Available data start
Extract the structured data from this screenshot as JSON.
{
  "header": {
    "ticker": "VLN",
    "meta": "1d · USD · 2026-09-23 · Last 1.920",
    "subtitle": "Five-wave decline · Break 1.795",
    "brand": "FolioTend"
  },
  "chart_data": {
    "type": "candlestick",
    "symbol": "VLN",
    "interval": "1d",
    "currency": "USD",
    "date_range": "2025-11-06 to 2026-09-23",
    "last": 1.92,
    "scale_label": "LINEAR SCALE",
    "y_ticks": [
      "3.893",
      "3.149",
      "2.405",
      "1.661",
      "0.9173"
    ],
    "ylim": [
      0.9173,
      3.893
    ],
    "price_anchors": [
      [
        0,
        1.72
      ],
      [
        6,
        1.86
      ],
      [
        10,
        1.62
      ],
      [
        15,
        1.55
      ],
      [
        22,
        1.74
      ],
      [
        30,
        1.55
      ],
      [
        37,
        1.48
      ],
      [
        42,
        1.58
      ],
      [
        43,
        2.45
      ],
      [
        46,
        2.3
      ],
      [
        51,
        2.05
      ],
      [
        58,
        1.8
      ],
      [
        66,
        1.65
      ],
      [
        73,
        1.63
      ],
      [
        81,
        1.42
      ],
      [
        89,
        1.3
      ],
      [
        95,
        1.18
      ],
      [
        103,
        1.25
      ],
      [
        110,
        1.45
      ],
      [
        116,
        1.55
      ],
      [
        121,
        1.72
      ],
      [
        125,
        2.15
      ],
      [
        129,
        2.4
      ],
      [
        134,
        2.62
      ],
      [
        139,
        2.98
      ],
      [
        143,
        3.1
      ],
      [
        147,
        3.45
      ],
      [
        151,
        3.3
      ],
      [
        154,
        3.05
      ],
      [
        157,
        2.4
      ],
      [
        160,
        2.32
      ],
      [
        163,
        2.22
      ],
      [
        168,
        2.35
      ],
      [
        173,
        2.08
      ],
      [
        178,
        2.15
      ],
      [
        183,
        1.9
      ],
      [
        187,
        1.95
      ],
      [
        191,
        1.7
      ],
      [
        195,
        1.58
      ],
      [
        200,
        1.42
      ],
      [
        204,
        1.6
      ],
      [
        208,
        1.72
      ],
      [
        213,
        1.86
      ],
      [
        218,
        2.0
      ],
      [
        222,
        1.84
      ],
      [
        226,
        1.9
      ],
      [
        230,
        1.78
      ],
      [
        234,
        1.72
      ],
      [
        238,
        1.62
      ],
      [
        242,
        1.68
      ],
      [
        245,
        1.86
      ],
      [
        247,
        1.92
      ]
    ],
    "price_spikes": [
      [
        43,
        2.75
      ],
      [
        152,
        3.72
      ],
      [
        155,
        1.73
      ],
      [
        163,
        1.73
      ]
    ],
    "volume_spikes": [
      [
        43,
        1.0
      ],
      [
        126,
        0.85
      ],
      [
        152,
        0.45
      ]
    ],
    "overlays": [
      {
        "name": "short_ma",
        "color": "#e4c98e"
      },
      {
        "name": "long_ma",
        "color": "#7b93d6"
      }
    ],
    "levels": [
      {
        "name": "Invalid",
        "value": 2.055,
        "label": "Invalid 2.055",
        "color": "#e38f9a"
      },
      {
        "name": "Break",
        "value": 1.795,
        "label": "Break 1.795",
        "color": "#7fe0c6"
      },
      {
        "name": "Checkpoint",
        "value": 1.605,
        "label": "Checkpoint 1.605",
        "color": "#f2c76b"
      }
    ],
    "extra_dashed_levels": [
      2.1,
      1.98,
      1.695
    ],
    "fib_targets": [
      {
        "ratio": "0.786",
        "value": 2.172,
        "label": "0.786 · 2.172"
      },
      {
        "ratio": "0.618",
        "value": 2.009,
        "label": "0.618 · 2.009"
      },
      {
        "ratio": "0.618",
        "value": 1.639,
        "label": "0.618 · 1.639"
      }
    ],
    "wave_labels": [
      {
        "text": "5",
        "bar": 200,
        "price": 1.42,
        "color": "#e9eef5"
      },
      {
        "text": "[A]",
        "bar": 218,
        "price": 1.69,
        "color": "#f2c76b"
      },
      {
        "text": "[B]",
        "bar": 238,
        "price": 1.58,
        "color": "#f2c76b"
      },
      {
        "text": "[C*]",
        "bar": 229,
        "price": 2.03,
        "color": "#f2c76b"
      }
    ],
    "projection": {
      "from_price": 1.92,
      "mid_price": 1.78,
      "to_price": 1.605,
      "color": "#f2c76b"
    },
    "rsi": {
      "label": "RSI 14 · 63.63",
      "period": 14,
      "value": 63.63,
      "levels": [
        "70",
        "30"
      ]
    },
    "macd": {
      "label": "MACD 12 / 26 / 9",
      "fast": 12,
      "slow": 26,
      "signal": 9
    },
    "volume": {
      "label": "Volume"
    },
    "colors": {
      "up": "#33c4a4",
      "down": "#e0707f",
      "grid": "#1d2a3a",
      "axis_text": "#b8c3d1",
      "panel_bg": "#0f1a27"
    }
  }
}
Available data end
* What is expected:
Your task is to collect every line above that contains the word "value".

* Written solution:
        "value": 2.055,
        "value": 1.795,
        "value": 1.605,
        "value": 2.172,
        "value": 2.009,
        "value": 1.639,
      "value": 63.63,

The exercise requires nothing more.